RECORDS SHOWN:
** begin **
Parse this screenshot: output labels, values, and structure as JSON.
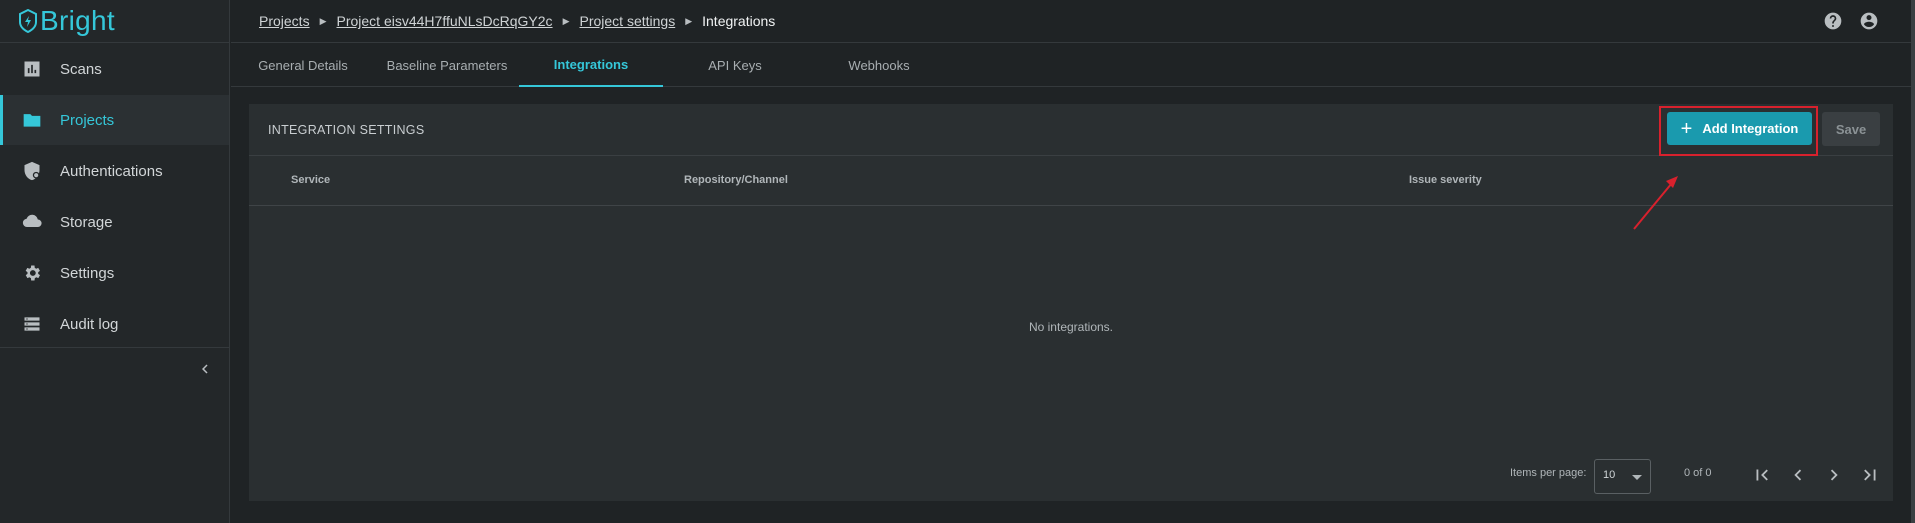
{
  "app": {
    "logo": "Bright"
  },
  "sidebar": {
    "items": [
      {
        "label": "Scans",
        "icon": "chart-icon"
      },
      {
        "label": "Projects",
        "icon": "folder-icon",
        "active": true
      },
      {
        "label": "Authentications",
        "icon": "shield-icon"
      },
      {
        "label": "Storage",
        "icon": "cloud-icon"
      },
      {
        "label": "Settings",
        "icon": "gear-icon"
      },
      {
        "label": "Audit log",
        "icon": "list-icon"
      }
    ]
  },
  "breadcrumb": {
    "items": [
      "Projects",
      "Project eisv44H7ffuNLsDcRqGY2c",
      "Project settings"
    ],
    "current": "Integrations"
  },
  "tabs": [
    "General Details",
    "Baseline Parameters",
    "Integrations",
    "API Keys",
    "Webhooks"
  ],
  "active_tab": "Integrations",
  "integration_settings": {
    "title": "INTEGRATION SETTINGS",
    "add_label": "Add Integration",
    "save_label": "Save",
    "columns": [
      "Service",
      "Repository/Channel",
      "Issue severity"
    ],
    "empty_message": "No integrations."
  },
  "paginator": {
    "items_per_page_label": "Items per page:",
    "page_size": "10",
    "range": "0 of 0"
  },
  "colors": {
    "accent": "#35c7d9",
    "button": "#1a9aae",
    "highlight": "#d8212d"
  }
}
** end **
REQUEST:
Each entry gets copied exactly; the pictures stay out.

RESULT OF THIS EXERCISE:
Parse this screenshot: output labels, values, and structure as JSON.
{
  "app": {
    "logo": "Bright"
  },
  "sidebar": {
    "items": [
      {
        "label": "Scans",
        "icon": "chart-icon"
      },
      {
        "label": "Projects",
        "icon": "folder-icon",
        "active": true
      },
      {
        "label": "Authentications",
        "icon": "shield-icon"
      },
      {
        "label": "Storage",
        "icon": "cloud-icon"
      },
      {
        "label": "Settings",
        "icon": "gear-icon"
      },
      {
        "label": "Audit log",
        "icon": "list-icon"
      }
    ]
  },
  "breadcrumb": {
    "items": [
      "Projects",
      "Project eisv44H7ffuNLsDcRqGY2c",
      "Project settings"
    ],
    "current": "Integrations"
  },
  "tabs": [
    "General Details",
    "Baseline Parameters",
    "Integrations",
    "API Keys",
    "Webhooks"
  ],
  "active_tab": "Integrations",
  "integration_settings": {
    "title": "INTEGRATION SETTINGS",
    "add_label": "Add Integration",
    "save_label": "Save",
    "columns": [
      "Service",
      "Repository/Channel",
      "Issue severity"
    ],
    "empty_message": "No integrations."
  },
  "paginator": {
    "items_per_page_label": "Items per page:",
    "page_size": "10",
    "range": "0 of 0"
  },
  "colors": {
    "accent": "#35c7d9",
    "button": "#1a9aae",
    "highlight": "#d8212d"
  }
}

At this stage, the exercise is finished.